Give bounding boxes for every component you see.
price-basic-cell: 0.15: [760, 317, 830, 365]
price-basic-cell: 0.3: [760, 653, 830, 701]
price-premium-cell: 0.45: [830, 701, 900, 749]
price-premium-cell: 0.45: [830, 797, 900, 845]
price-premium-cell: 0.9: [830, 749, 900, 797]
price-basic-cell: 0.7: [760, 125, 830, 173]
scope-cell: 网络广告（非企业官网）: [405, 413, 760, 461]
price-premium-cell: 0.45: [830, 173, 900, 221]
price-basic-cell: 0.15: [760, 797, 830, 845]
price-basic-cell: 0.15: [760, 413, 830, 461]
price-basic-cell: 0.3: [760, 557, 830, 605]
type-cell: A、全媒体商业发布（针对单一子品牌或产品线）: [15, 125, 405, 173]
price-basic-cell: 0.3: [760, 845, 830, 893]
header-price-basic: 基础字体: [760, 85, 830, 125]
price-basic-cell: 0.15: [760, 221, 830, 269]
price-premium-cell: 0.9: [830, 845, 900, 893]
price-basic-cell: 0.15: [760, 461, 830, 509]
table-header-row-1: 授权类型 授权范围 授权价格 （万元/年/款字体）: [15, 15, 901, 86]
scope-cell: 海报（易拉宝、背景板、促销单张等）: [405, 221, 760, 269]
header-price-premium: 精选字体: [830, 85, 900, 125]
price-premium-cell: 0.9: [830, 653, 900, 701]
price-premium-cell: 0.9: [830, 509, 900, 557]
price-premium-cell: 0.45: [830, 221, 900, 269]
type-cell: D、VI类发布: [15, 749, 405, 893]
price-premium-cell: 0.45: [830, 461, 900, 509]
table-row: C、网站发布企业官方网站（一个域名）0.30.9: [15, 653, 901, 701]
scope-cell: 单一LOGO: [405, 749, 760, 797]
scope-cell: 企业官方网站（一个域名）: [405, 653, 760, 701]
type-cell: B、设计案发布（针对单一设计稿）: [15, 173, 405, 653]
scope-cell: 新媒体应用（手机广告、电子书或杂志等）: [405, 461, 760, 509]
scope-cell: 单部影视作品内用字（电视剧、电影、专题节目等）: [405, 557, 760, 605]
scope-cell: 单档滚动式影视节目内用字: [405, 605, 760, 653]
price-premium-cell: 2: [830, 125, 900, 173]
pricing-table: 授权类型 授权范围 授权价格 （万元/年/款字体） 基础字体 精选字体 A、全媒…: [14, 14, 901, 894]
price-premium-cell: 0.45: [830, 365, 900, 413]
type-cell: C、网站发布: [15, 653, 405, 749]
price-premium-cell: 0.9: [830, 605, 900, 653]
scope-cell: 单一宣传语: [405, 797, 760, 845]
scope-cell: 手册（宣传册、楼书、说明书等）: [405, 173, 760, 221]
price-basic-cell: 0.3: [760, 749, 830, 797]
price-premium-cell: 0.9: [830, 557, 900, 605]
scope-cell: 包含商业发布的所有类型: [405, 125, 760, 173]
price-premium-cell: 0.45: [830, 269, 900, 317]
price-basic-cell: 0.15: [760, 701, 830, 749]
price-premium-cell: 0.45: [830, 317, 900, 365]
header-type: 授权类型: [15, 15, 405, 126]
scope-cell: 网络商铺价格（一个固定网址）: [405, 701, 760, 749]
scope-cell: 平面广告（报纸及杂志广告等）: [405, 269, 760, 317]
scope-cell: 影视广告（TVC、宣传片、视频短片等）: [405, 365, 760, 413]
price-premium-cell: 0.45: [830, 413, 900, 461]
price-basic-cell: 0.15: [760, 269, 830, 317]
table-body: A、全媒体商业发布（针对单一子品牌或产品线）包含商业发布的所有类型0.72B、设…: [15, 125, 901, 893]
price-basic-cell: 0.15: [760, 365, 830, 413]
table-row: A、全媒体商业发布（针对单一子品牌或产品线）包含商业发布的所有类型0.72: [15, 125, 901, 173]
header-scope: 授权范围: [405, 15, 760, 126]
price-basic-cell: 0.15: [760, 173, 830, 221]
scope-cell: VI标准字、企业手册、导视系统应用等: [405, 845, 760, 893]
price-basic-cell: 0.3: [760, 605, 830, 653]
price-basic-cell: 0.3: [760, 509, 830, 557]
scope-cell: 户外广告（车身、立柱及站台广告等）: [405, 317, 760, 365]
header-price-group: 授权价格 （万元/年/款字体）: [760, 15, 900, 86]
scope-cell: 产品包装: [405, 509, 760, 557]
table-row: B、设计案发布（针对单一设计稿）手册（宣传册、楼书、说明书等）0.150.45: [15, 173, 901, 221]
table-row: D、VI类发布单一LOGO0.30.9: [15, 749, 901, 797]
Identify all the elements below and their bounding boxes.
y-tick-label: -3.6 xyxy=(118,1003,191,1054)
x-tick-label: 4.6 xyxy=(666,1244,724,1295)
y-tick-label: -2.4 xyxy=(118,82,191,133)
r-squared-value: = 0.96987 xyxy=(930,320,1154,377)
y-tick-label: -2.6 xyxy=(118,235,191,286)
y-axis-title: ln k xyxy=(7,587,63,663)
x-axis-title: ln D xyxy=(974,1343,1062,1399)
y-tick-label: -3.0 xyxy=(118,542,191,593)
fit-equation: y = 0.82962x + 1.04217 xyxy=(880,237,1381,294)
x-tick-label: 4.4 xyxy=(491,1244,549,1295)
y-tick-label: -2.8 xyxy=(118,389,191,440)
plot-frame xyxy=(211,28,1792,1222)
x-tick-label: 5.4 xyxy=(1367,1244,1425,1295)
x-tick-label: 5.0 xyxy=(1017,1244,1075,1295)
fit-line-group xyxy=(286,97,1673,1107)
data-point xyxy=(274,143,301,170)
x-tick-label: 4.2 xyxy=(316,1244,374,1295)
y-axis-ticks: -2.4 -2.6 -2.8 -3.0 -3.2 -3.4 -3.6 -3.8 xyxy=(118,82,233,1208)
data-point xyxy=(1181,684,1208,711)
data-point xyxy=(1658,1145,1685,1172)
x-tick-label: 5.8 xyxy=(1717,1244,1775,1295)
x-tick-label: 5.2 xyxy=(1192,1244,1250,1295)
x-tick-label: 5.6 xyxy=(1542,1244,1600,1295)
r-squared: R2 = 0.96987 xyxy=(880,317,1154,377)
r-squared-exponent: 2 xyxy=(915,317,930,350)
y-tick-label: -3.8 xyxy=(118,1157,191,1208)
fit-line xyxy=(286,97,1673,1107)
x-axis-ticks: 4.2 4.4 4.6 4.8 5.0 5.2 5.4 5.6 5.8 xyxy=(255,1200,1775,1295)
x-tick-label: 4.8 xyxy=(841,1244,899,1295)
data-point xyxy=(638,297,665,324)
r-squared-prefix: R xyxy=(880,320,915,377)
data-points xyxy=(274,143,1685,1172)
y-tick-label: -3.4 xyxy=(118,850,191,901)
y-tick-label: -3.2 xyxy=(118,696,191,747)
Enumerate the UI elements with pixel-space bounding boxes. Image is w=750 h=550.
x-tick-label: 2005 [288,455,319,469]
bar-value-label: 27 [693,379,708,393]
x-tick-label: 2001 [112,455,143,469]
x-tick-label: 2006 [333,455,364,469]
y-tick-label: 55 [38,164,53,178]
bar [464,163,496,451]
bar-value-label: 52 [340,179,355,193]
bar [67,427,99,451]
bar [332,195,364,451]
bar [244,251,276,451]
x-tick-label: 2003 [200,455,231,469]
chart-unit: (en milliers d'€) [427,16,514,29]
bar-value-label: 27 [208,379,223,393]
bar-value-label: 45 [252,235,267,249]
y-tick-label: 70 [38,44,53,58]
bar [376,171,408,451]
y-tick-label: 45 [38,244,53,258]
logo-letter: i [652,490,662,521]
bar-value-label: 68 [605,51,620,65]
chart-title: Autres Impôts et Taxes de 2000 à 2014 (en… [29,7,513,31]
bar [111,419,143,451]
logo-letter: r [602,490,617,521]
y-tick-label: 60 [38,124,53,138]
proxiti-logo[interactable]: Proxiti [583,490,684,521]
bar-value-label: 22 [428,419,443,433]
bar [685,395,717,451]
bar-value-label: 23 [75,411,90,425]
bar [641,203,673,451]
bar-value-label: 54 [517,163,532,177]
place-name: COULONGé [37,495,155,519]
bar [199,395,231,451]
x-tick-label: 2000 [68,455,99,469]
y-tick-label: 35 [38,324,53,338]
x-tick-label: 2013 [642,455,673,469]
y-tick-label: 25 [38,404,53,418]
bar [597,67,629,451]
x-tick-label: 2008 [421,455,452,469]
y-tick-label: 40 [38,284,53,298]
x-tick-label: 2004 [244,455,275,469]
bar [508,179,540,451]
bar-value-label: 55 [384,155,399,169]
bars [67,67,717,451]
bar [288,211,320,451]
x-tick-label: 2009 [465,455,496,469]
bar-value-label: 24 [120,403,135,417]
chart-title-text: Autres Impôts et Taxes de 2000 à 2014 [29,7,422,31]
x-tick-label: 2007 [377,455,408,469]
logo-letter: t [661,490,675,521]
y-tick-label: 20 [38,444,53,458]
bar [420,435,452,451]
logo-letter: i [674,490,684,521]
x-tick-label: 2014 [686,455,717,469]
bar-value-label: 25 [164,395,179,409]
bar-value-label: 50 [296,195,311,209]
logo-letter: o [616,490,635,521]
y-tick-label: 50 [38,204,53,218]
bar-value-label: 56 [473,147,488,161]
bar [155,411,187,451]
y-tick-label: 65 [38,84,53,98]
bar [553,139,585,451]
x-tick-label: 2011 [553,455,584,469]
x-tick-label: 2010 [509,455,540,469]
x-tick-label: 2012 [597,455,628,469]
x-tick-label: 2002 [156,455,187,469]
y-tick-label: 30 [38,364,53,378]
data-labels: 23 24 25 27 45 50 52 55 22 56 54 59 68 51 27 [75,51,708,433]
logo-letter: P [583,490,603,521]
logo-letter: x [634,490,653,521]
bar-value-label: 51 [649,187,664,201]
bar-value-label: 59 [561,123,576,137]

■ ■ ■ ■

§ INSTRUCTION
Arrange the listing, from its first line through the line containing "price-basic-cell: 0.3: [760, 845, 830, 893]" (both included), as a Markdown table with the columns Row and Line. Number each line in order and leave out blank lines.

§ REPLY
| Row | Line |
|---|---|
| 1 | Give bounding boxes for every component you see. |
| 2 | price-basic-cell: 0.15: [760, 317, 830, 365] |
| 3 | price-basic-cell: 0.3: [760, 653, 830, 701] |
| 4 | price-premium-cell: 0.45: [830, 701, 900, 749] |
| 5 | price-premium-cell: 0.45: [830, 797, 900, 845] |
| 6 | price-premium-cell: 0.9: [830, 749, 900, 797] |
| 7 | price-basic-cell: 0.7: [760, 125, 830, 173] |
| 8 | scope-cell: 网络广告（非企业官网）: [405, 413, 760, 461] |
| 9 | price-premium-cell: 0.45: [830, 173, 900, 221] |
| 10 | price-basic-cell: 0.15: [760, 797, 830, 845] |
| 11 | price-basic-cell: 0.15: [760, 413, 830, 461] |
| 12 | price-basic-cell: 0.3: [760, 557, 830, 605] |
| 13 | type-cell: A、全媒体商业发布（针对单一子品牌或产品线）: [15, 125, 405, 173] |
| 14 | price-basic-cell: 0.3: [760, 845, 830, 893] |